* [TO BE DONE] Transcribe the listing exactly, leaving out every picture.

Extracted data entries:
★ ★ ★ ★

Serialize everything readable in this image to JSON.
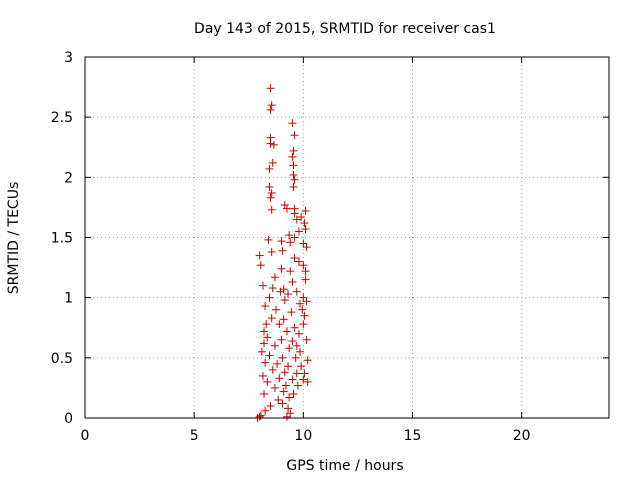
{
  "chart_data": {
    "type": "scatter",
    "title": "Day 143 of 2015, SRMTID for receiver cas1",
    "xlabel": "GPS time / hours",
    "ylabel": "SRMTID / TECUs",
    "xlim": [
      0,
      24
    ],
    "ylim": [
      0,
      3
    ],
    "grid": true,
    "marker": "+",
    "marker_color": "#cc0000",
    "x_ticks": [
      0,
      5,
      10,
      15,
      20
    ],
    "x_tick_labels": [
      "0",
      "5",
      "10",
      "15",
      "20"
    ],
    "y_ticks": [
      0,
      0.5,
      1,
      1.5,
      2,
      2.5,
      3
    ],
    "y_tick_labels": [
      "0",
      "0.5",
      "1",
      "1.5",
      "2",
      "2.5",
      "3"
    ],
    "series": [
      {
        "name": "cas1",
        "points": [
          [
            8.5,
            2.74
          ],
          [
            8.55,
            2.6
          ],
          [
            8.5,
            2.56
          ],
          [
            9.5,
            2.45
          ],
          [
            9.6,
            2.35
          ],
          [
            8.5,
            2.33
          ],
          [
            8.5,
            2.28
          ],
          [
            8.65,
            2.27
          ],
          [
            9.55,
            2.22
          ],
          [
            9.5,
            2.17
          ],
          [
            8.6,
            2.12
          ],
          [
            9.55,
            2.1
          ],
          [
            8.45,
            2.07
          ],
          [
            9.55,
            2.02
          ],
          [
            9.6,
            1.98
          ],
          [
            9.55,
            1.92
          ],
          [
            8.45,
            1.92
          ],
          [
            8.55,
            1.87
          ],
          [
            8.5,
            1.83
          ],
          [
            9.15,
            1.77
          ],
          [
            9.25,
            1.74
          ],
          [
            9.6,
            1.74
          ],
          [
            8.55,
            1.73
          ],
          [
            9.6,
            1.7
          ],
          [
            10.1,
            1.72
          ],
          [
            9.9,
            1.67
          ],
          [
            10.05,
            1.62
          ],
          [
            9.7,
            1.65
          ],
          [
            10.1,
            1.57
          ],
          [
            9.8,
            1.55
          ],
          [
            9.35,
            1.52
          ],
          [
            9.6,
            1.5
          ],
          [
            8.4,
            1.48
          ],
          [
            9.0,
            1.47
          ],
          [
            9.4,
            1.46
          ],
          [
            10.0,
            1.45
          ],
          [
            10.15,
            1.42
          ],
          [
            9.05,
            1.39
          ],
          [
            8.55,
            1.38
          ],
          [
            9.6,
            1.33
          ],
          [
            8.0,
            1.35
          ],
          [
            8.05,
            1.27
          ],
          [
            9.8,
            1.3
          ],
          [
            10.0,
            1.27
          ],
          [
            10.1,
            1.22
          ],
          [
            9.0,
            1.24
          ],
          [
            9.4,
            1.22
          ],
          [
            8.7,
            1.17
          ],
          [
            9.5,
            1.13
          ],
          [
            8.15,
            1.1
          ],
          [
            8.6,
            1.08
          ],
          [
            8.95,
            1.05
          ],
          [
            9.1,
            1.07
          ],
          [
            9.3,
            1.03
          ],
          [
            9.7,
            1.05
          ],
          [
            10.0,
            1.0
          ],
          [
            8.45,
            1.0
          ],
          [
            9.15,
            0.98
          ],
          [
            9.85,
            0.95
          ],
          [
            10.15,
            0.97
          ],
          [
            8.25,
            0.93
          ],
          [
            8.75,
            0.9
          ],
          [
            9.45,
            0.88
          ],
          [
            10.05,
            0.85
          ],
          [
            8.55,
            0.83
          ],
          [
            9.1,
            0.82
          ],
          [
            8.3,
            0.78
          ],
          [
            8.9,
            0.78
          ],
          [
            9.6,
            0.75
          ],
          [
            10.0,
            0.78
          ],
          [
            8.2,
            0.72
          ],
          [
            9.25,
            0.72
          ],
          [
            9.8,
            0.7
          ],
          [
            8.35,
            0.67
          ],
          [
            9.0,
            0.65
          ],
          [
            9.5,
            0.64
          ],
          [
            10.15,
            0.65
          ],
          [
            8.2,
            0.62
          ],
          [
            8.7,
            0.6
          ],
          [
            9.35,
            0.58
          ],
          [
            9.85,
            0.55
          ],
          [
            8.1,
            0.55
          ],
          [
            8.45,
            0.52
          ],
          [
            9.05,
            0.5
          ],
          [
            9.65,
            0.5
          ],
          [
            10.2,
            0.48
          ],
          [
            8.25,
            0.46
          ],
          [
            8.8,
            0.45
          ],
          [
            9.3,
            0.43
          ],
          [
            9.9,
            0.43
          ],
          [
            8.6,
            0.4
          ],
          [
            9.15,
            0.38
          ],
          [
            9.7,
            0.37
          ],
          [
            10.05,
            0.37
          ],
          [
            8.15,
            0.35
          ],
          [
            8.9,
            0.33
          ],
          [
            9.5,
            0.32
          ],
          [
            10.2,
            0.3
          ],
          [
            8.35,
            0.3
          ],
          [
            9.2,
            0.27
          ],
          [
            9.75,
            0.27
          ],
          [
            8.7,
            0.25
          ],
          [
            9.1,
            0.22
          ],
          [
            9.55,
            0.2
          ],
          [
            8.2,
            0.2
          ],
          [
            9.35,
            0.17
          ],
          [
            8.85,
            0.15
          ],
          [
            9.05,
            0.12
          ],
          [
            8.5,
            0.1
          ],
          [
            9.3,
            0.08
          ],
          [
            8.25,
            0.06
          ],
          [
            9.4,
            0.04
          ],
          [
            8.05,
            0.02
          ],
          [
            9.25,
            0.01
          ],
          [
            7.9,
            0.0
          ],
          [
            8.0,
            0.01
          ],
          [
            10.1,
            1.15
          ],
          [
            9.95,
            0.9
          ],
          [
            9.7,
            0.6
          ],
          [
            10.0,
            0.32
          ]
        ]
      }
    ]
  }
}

★ ★ ★ ★

* [ANSWER TO THIS PROBLEM]
Serialize everything readable in this image to JSON.
{
  "chart_data": {
    "type": "scatter",
    "title": "Day 143 of 2015, SRMTID for receiver cas1",
    "xlabel": "GPS time / hours",
    "ylabel": "SRMTID / TECUs",
    "xlim": [
      0,
      24
    ],
    "ylim": [
      0,
      3
    ],
    "grid": true,
    "marker": "+",
    "marker_color": "#cc0000",
    "x_ticks": [
      0,
      5,
      10,
      15,
      20
    ],
    "x_tick_labels": [
      "0",
      "5",
      "10",
      "15",
      "20"
    ],
    "y_ticks": [
      0,
      0.5,
      1,
      1.5,
      2,
      2.5,
      3
    ],
    "y_tick_labels": [
      "0",
      "0.5",
      "1",
      "1.5",
      "2",
      "2.5",
      "3"
    ],
    "series": [
      {
        "name": "cas1",
        "points": [
          [
            8.5,
            2.74
          ],
          [
            8.55,
            2.6
          ],
          [
            8.5,
            2.56
          ],
          [
            9.5,
            2.45
          ],
          [
            9.6,
            2.35
          ],
          [
            8.5,
            2.33
          ],
          [
            8.5,
            2.28
          ],
          [
            8.65,
            2.27
          ],
          [
            9.55,
            2.22
          ],
          [
            9.5,
            2.17
          ],
          [
            8.6,
            2.12
          ],
          [
            9.55,
            2.1
          ],
          [
            8.45,
            2.07
          ],
          [
            9.55,
            2.02
          ],
          [
            9.6,
            1.98
          ],
          [
            9.55,
            1.92
          ],
          [
            8.45,
            1.92
          ],
          [
            8.55,
            1.87
          ],
          [
            8.5,
            1.83
          ],
          [
            9.15,
            1.77
          ],
          [
            9.25,
            1.74
          ],
          [
            9.6,
            1.74
          ],
          [
            8.55,
            1.73
          ],
          [
            9.6,
            1.7
          ],
          [
            10.1,
            1.72
          ],
          [
            9.9,
            1.67
          ],
          [
            10.05,
            1.62
          ],
          [
            9.7,
            1.65
          ],
          [
            10.1,
            1.57
          ],
          [
            9.8,
            1.55
          ],
          [
            9.35,
            1.52
          ],
          [
            9.6,
            1.5
          ],
          [
            8.4,
            1.48
          ],
          [
            9.0,
            1.47
          ],
          [
            9.4,
            1.46
          ],
          [
            10.0,
            1.45
          ],
          [
            10.15,
            1.42
          ],
          [
            9.05,
            1.39
          ],
          [
            8.55,
            1.38
          ],
          [
            9.6,
            1.33
          ],
          [
            8.0,
            1.35
          ],
          [
            8.05,
            1.27
          ],
          [
            9.8,
            1.3
          ],
          [
            10.0,
            1.27
          ],
          [
            10.1,
            1.22
          ],
          [
            9.0,
            1.24
          ],
          [
            9.4,
            1.22
          ],
          [
            8.7,
            1.17
          ],
          [
            9.5,
            1.13
          ],
          [
            8.15,
            1.1
          ],
          [
            8.6,
            1.08
          ],
          [
            8.95,
            1.05
          ],
          [
            9.1,
            1.07
          ],
          [
            9.3,
            1.03
          ],
          [
            9.7,
            1.05
          ],
          [
            10.0,
            1.0
          ],
          [
            8.45,
            1.0
          ],
          [
            9.15,
            0.98
          ],
          [
            9.85,
            0.95
          ],
          [
            10.15,
            0.97
          ],
          [
            8.25,
            0.93
          ],
          [
            8.75,
            0.9
          ],
          [
            9.45,
            0.88
          ],
          [
            10.05,
            0.85
          ],
          [
            8.55,
            0.83
          ],
          [
            9.1,
            0.82
          ],
          [
            8.3,
            0.78
          ],
          [
            8.9,
            0.78
          ],
          [
            9.6,
            0.75
          ],
          [
            10.0,
            0.78
          ],
          [
            8.2,
            0.72
          ],
          [
            9.25,
            0.72
          ],
          [
            9.8,
            0.7
          ],
          [
            8.35,
            0.67
          ],
          [
            9.0,
            0.65
          ],
          [
            9.5,
            0.64
          ],
          [
            10.15,
            0.65
          ],
          [
            8.2,
            0.62
          ],
          [
            8.7,
            0.6
          ],
          [
            9.35,
            0.58
          ],
          [
            9.85,
            0.55
          ],
          [
            8.1,
            0.55
          ],
          [
            8.45,
            0.52
          ],
          [
            9.05,
            0.5
          ],
          [
            9.65,
            0.5
          ],
          [
            10.2,
            0.48
          ],
          [
            8.25,
            0.46
          ],
          [
            8.8,
            0.45
          ],
          [
            9.3,
            0.43
          ],
          [
            9.9,
            0.43
          ],
          [
            8.6,
            0.4
          ],
          [
            9.15,
            0.38
          ],
          [
            9.7,
            0.37
          ],
          [
            10.05,
            0.37
          ],
          [
            8.15,
            0.35
          ],
          [
            8.9,
            0.33
          ],
          [
            9.5,
            0.32
          ],
          [
            10.2,
            0.3
          ],
          [
            8.35,
            0.3
          ],
          [
            9.2,
            0.27
          ],
          [
            9.75,
            0.27
          ],
          [
            8.7,
            0.25
          ],
          [
            9.1,
            0.22
          ],
          [
            9.55,
            0.2
          ],
          [
            8.2,
            0.2
          ],
          [
            9.35,
            0.17
          ],
          [
            8.85,
            0.15
          ],
          [
            9.05,
            0.12
          ],
          [
            8.5,
            0.1
          ],
          [
            9.3,
            0.08
          ],
          [
            8.25,
            0.06
          ],
          [
            9.4,
            0.04
          ],
          [
            8.05,
            0.02
          ],
          [
            9.25,
            0.01
          ],
          [
            7.9,
            0.0
          ],
          [
            8.0,
            0.01
          ],
          [
            10.1,
            1.15
          ],
          [
            9.95,
            0.9
          ],
          [
            9.7,
            0.6
          ],
          [
            10.0,
            0.32
          ]
        ]
      }
    ]
  }
}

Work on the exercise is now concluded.